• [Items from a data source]

----------------------------------------

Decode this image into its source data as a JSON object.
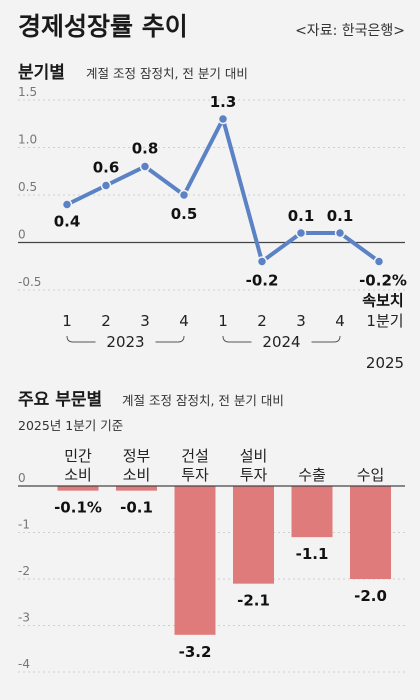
{
  "header": {
    "title": "경제성장률 추이",
    "source": "<자료: 한국은행>"
  },
  "colors": {
    "line": "#5b82c4",
    "bar": "#e07b7b",
    "grid": "#cfcfcf",
    "zero": "#444444",
    "background": "#f3f3f3"
  },
  "chart_data": [
    {
      "type": "line",
      "section_title": "분기별",
      "note": "계절 조정 잠정치, 전 분기 대비",
      "quarters": [
        "1",
        "2",
        "3",
        "4",
        "1",
        "2",
        "3",
        "4",
        "1분기"
      ],
      "years": [
        "2023",
        "2024",
        "2025"
      ],
      "values": [
        0.4,
        0.6,
        0.8,
        0.5,
        1.3,
        -0.2,
        0.1,
        0.1,
        -0.2
      ],
      "labels": [
        "0.4",
        "0.6",
        "0.8",
        "0.5",
        "1.3",
        "-0.2",
        "0.1",
        "0.1",
        "-0.2%"
      ],
      "last_note": "속보치",
      "yticks": [
        "1.5",
        "1.0",
        "0.5",
        "0",
        "-0.5"
      ],
      "ylim": [
        -0.5,
        1.5
      ],
      "grid": true
    },
    {
      "type": "bar",
      "section_title": "주요 부문별",
      "note": "계절 조정 잠정치, 전 분기 대비",
      "subnote": "2025년 1분기 기준",
      "categories": [
        [
          "민간",
          "소비"
        ],
        [
          "정부",
          "소비"
        ],
        [
          "건설",
          "투자"
        ],
        [
          "설비",
          "투자"
        ],
        [
          "수출"
        ],
        [
          "수입"
        ]
      ],
      "values": [
        -0.1,
        -0.1,
        -3.2,
        -2.1,
        -1.1,
        -2.0
      ],
      "labels": [
        "-0.1%",
        "-0.1",
        "-3.2",
        "-2.1",
        "-1.1",
        "-2.0"
      ],
      "yticks": [
        "0",
        "-1",
        "-2",
        "-3",
        "-4"
      ],
      "ylim": [
        -4,
        0
      ],
      "grid": true
    }
  ]
}
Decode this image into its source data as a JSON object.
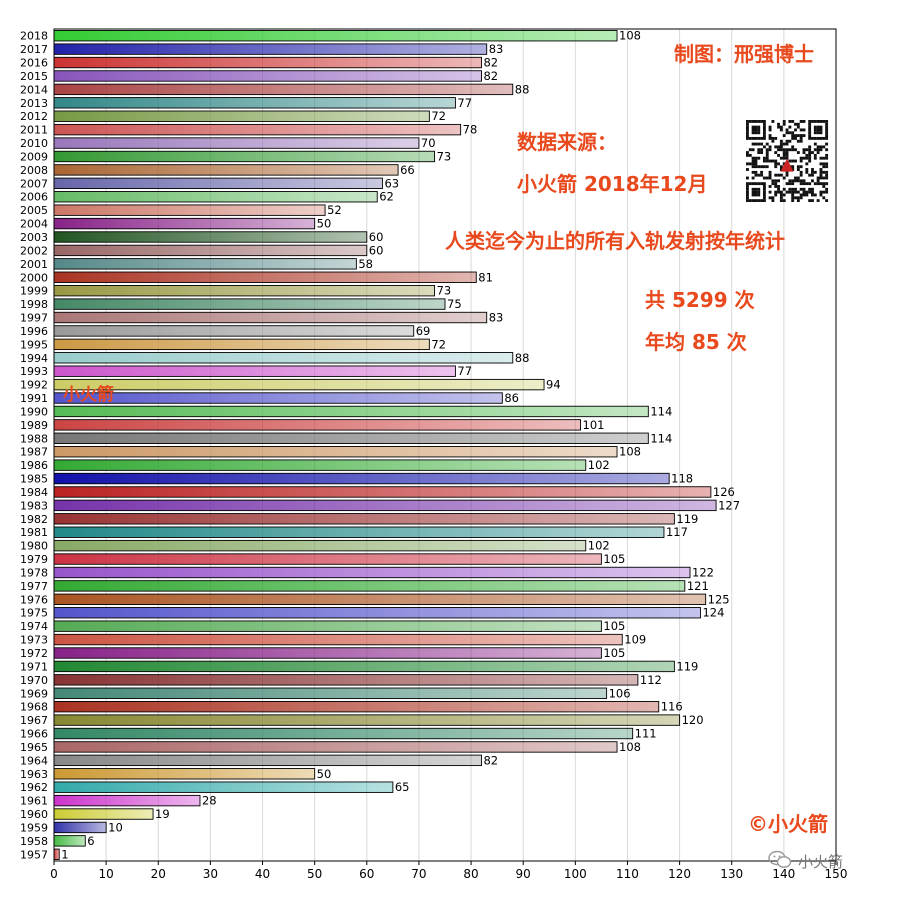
{
  "chart_data": {
    "type": "bar",
    "orientation": "horizontal",
    "title": "人类迄今为止的所有入轨发射按年统计",
    "xlim": [
      0,
      150
    ],
    "xticks": [
      "0",
      "10",
      "20",
      "30",
      "40",
      "50",
      "60",
      "70",
      "80",
      "90",
      "100",
      "110",
      "120",
      "130",
      "140",
      "150"
    ],
    "grid": "vertical",
    "categories": [
      "1957",
      "1958",
      "1959",
      "1960",
      "1961",
      "1962",
      "1963",
      "1964",
      "1965",
      "1966",
      "1967",
      "1968",
      "1969",
      "1970",
      "1971",
      "1972",
      "1973",
      "1974",
      "1975",
      "1976",
      "1977",
      "1978",
      "1979",
      "1980",
      "1981",
      "1982",
      "1983",
      "1984",
      "1985",
      "1986",
      "1987",
      "1988",
      "1989",
      "1990",
      "1991",
      "1992",
      "1993",
      "1994",
      "1995",
      "1996",
      "1997",
      "1998",
      "1999",
      "2000",
      "2001",
      "2002",
      "2003",
      "2004",
      "2005",
      "2006",
      "2007",
      "2008",
      "2009",
      "2010",
      "2011",
      "2012",
      "2013",
      "2014",
      "2015",
      "2016",
      "2017",
      "2018"
    ],
    "values": [
      1,
      6,
      10,
      19,
      28,
      65,
      50,
      82,
      108,
      111,
      120,
      116,
      106,
      112,
      119,
      105,
      109,
      105,
      124,
      125,
      121,
      122,
      105,
      102,
      117,
      119,
      127,
      126,
      118,
      102,
      108,
      114,
      101,
      114,
      86,
      94,
      77,
      88,
      72,
      69,
      83,
      75,
      73,
      81,
      58,
      60,
      60,
      50,
      52,
      62,
      63,
      66,
      73,
      70,
      78,
      72,
      77,
      88,
      82,
      82,
      83,
      108
    ],
    "colors": [
      "#cc3333",
      "#44bb44",
      "#3333aa",
      "#cccc33",
      "#cc33cc",
      "#33aaaa",
      "#cc9933",
      "#888888",
      "#aa6666",
      "#338866",
      "#888833",
      "#aa3322",
      "#448877",
      "#883333",
      "#228833",
      "#882288",
      "#cc5544",
      "#55aa55",
      "#5555cc",
      "#aa5522",
      "#33aa33",
      "#9955cc",
      "#cc3344",
      "#88aa66",
      "#228888",
      "#993333",
      "#7733aa",
      "#bb2222",
      "#1111aa",
      "#33aa33",
      "#cc9966",
      "#777777",
      "#cc4444",
      "#55bb55",
      "#5555cc",
      "#cccc66",
      "#cc55cc",
      "#99cccc",
      "#cc9944",
      "#999999",
      "#aa7777",
      "#448866",
      "#999944",
      "#aa3322",
      "#558888",
      "#996666",
      "#225522",
      "#882288",
      "#cc7766",
      "#66bb66",
      "#6666aa",
      "#aa6633",
      "#339933",
      "#9977bb",
      "#cc5555",
      "#779944",
      "#338888",
      "#aa4444",
      "#8855bb",
      "#cc3333",
      "#2222aa",
      "#33cc33"
    ]
  },
  "annotations": {
    "author": "制图：邢强博士",
    "source_line1": "数据来源：",
    "source_line2": "小火箭 2018年12月",
    "title": "人类迄今为止的所有入轨发射按年统计",
    "total": "共 5299 次",
    "average": "年均 85 次",
    "watermark": "小火箭",
    "copyright": "©小火箭",
    "wechat": "小火箭"
  },
  "icons": {
    "qr": "qr-code-icon",
    "wechat": "wechat-icon"
  }
}
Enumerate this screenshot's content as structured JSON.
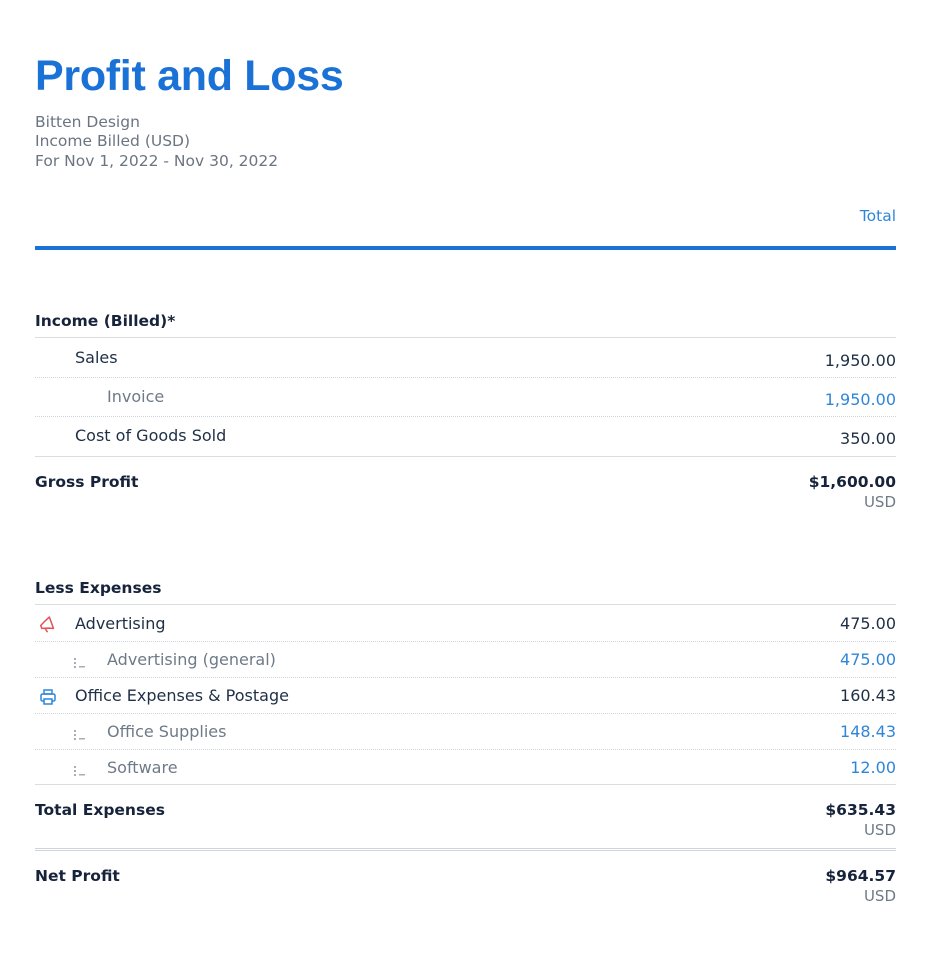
{
  "report": {
    "title": "Profit and Loss",
    "company": "Bitten Design",
    "basis": "Income Billed (USD)",
    "period": "For Nov 1, 2022 - Nov 30, 2022",
    "column_header": "Total"
  },
  "income": {
    "heading": "Income (Billed)*",
    "sales_label": "Sales",
    "sales_amount": "1,950.00",
    "invoice_label": "Invoice",
    "invoice_amount": "1,950.00",
    "cogs_label": "Cost of Goods Sold",
    "cogs_amount": "350.00"
  },
  "gross_profit": {
    "label": "Gross Profit",
    "amount": "$1,600.00",
    "currency": "USD"
  },
  "expenses": {
    "heading": "Less Expenses",
    "advertising_label": "Advertising",
    "advertising_icon": "megaphone-icon",
    "advertising_amount": "475.00",
    "advertising_general_label": "Advertising (general)",
    "advertising_general_amount": "475.00",
    "office_label": "Office Expenses & Postage",
    "office_icon": "printer-icon",
    "office_amount": "160.43",
    "office_supplies_label": "Office Supplies",
    "office_supplies_amount": "148.43",
    "software_label": "Software",
    "software_amount": "12.00"
  },
  "total_expenses": {
    "label": "Total Expenses",
    "amount": "$635.43",
    "currency": "USD"
  },
  "net_profit": {
    "label": "Net Profit",
    "amount": "$964.57",
    "currency": "USD"
  },
  "colors": {
    "accent": "#1a72d6",
    "link": "#2f86d8",
    "advertising_icon": "#e0525a"
  }
}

----------------------------------------

• [Required work] Give every line above again exactly, with no pictures.

• [Full output]
Decode this image into its source data as a JSON object.
{
  "header": {
    "title": "경제성장률 추이",
    "source": "<자료: 한국은행>"
  },
  "colors": {
    "line": "#5b82c4",
    "bar": "#e07b7b",
    "grid": "#cfcfcf",
    "zero": "#444444",
    "background": "#f3f3f3"
  },
  "chart_data": [
    {
      "type": "line",
      "section_title": "분기별",
      "note": "계절 조정 잠정치, 전 분기 대비",
      "quarters": [
        "1",
        "2",
        "3",
        "4",
        "1",
        "2",
        "3",
        "4",
        "1분기"
      ],
      "years": [
        "2023",
        "2024",
        "2025"
      ],
      "values": [
        0.4,
        0.6,
        0.8,
        0.5,
        1.3,
        -0.2,
        0.1,
        0.1,
        -0.2
      ],
      "labels": [
        "0.4",
        "0.6",
        "0.8",
        "0.5",
        "1.3",
        "-0.2",
        "0.1",
        "0.1",
        "-0.2%"
      ],
      "last_note": "속보치",
      "yticks": [
        "1.5",
        "1.0",
        "0.5",
        "0",
        "-0.5"
      ],
      "ylim": [
        -0.5,
        1.5
      ],
      "grid": true
    },
    {
      "type": "bar",
      "section_title": "주요 부문별",
      "note": "계절 조정 잠정치, 전 분기 대비",
      "subnote": "2025년 1분기 기준",
      "categories": [
        [
          "민간",
          "소비"
        ],
        [
          "정부",
          "소비"
        ],
        [
          "건설",
          "투자"
        ],
        [
          "설비",
          "투자"
        ],
        [
          "수출"
        ],
        [
          "수입"
        ]
      ],
      "values": [
        -0.1,
        -0.1,
        -3.2,
        -2.1,
        -1.1,
        -2.0
      ],
      "labels": [
        "-0.1%",
        "-0.1",
        "-3.2",
        "-2.1",
        "-1.1",
        "-2.0"
      ],
      "yticks": [
        "0",
        "-1",
        "-2",
        "-3",
        "-4"
      ],
      "ylim": [
        -4,
        0
      ],
      "grid": true
    }
  ]
}
Decode this image into its source data as a JSON object.
{
  "chart_data": {
    "type": "bar",
    "orientation": "horizontal",
    "title": "人类迄今为止的所有入轨发射按年统计",
    "xlim": [
      0,
      150
    ],
    "xticks": [
      "0",
      "10",
      "20",
      "30",
      "40",
      "50",
      "60",
      "70",
      "80",
      "90",
      "100",
      "110",
      "120",
      "130",
      "140",
      "150"
    ],
    "grid": "vertical",
    "categories": [
      "1957",
      "1958",
      "1959",
      "1960",
      "1961",
      "1962",
      "1963",
      "1964",
      "1965",
      "1966",
      "1967",
      "1968",
      "1969",
      "1970",
      "1971",
      "1972",
      "1973",
      "1974",
      "1975",
      "1976",
      "1977",
      "1978",
      "1979",
      "1980",
      "1981",
      "1982",
      "1983",
      "1984",
      "1985",
      "1986",
      "1987",
      "1988",
      "1989",
      "1990",
      "1991",
      "1992",
      "1993",
      "1994",
      "1995",
      "1996",
      "1997",
      "1998",
      "1999",
      "2000",
      "2001",
      "2002",
      "2003",
      "2004",
      "2005",
      "2006",
      "2007",
      "2008",
      "2009",
      "2010",
      "2011",
      "2012",
      "2013",
      "2014",
      "2015",
      "2016",
      "2017",
      "2018"
    ],
    "values": [
      1,
      6,
      10,
      19,
      28,
      65,
      50,
      82,
      108,
      111,
      120,
      116,
      106,
      112,
      119,
      105,
      109,
      105,
      124,
      125,
      121,
      122,
      105,
      102,
      117,
      119,
      127,
      126,
      118,
      102,
      108,
      114,
      101,
      114,
      86,
      94,
      77,
      88,
      72,
      69,
      83,
      75,
      73,
      81,
      58,
      60,
      60,
      50,
      52,
      62,
      63,
      66,
      73,
      70,
      78,
      72,
      77,
      88,
      82,
      82,
      83,
      108
    ],
    "colors": [
      "#cc3333",
      "#44bb44",
      "#3333aa",
      "#cccc33",
      "#cc33cc",
      "#33aaaa",
      "#cc9933",
      "#888888",
      "#aa6666",
      "#338866",
      "#888833",
      "#aa3322",
      "#448877",
      "#883333",
      "#228833",
      "#882288",
      "#cc5544",
      "#55aa55",
      "#5555cc",
      "#aa5522",
      "#33aa33",
      "#9955cc",
      "#cc3344",
      "#88aa66",
      "#228888",
      "#993333",
      "#7733aa",
      "#bb2222",
      "#1111aa",
      "#33aa33",
      "#cc9966",
      "#777777",
      "#cc4444",
      "#55bb55",
      "#5555cc",
      "#cccc66",
      "#cc55cc",
      "#99cccc",
      "#cc9944",
      "#999999",
      "#aa7777",
      "#448866",
      "#999944",
      "#aa3322",
      "#558888",
      "#996666",
      "#225522",
      "#882288",
      "#cc7766",
      "#66bb66",
      "#6666aa",
      "#aa6633",
      "#339933",
      "#9977bb",
      "#cc5555",
      "#779944",
      "#338888",
      "#aa4444",
      "#8855bb",
      "#cc3333",
      "#2222aa",
      "#33cc33"
    ]
  },
  "annotations": {
    "author": "制图：邢强博士",
    "source_line1": "数据来源：",
    "source_line2": "小火箭 2018年12月",
    "title": "人类迄今为止的所有入轨发射按年统计",
    "total": "共 5299 次",
    "average": "年均 85 次",
    "watermark": "小火箭",
    "copyright": "©小火箭",
    "wechat": "小火箭"
  },
  "icons": {
    "qr": "qr-code-icon",
    "wechat": "wechat-icon"
  }
}
Enumerate this screenshot's content as structured JSON.
{
  "report": {
    "title": "Profit and Loss",
    "company": "Bitten Design",
    "basis": "Income Billed (USD)",
    "period": "For Nov 1, 2022 - Nov 30, 2022",
    "column_header": "Total"
  },
  "income": {
    "heading": "Income (Billed)*",
    "sales_label": "Sales",
    "sales_amount": "1,950.00",
    "invoice_label": "Invoice",
    "invoice_amount": "1,950.00",
    "cogs_label": "Cost of Goods Sold",
    "cogs_amount": "350.00"
  },
  "gross_profit": {
    "label": "Gross Profit",
    "amount": "$1,600.00",
    "currency": "USD"
  },
  "expenses": {
    "heading": "Less Expenses",
    "advertising_label": "Advertising",
    "advertising_icon": "megaphone-icon",
    "advertising_amount": "475.00",
    "advertising_general_label": "Advertising (general)",
    "advertising_general_amount": "475.00",
    "office_label": "Office Expenses & Postage",
    "office_icon": "printer-icon",
    "office_amount": "160.43",
    "office_supplies_label": "Office Supplies",
    "office_supplies_amount": "148.43",
    "software_label": "Software",
    "software_amount": "12.00"
  },
  "total_expenses": {
    "label": "Total Expenses",
    "amount": "$635.43",
    "currency": "USD"
  },
  "net_profit": {
    "label": "Net Profit",
    "amount": "$964.57",
    "currency": "USD"
  },
  "colors": {
    "accent": "#1a72d6",
    "link": "#2f86d8",
    "advertising_icon": "#e0525a"
  }
}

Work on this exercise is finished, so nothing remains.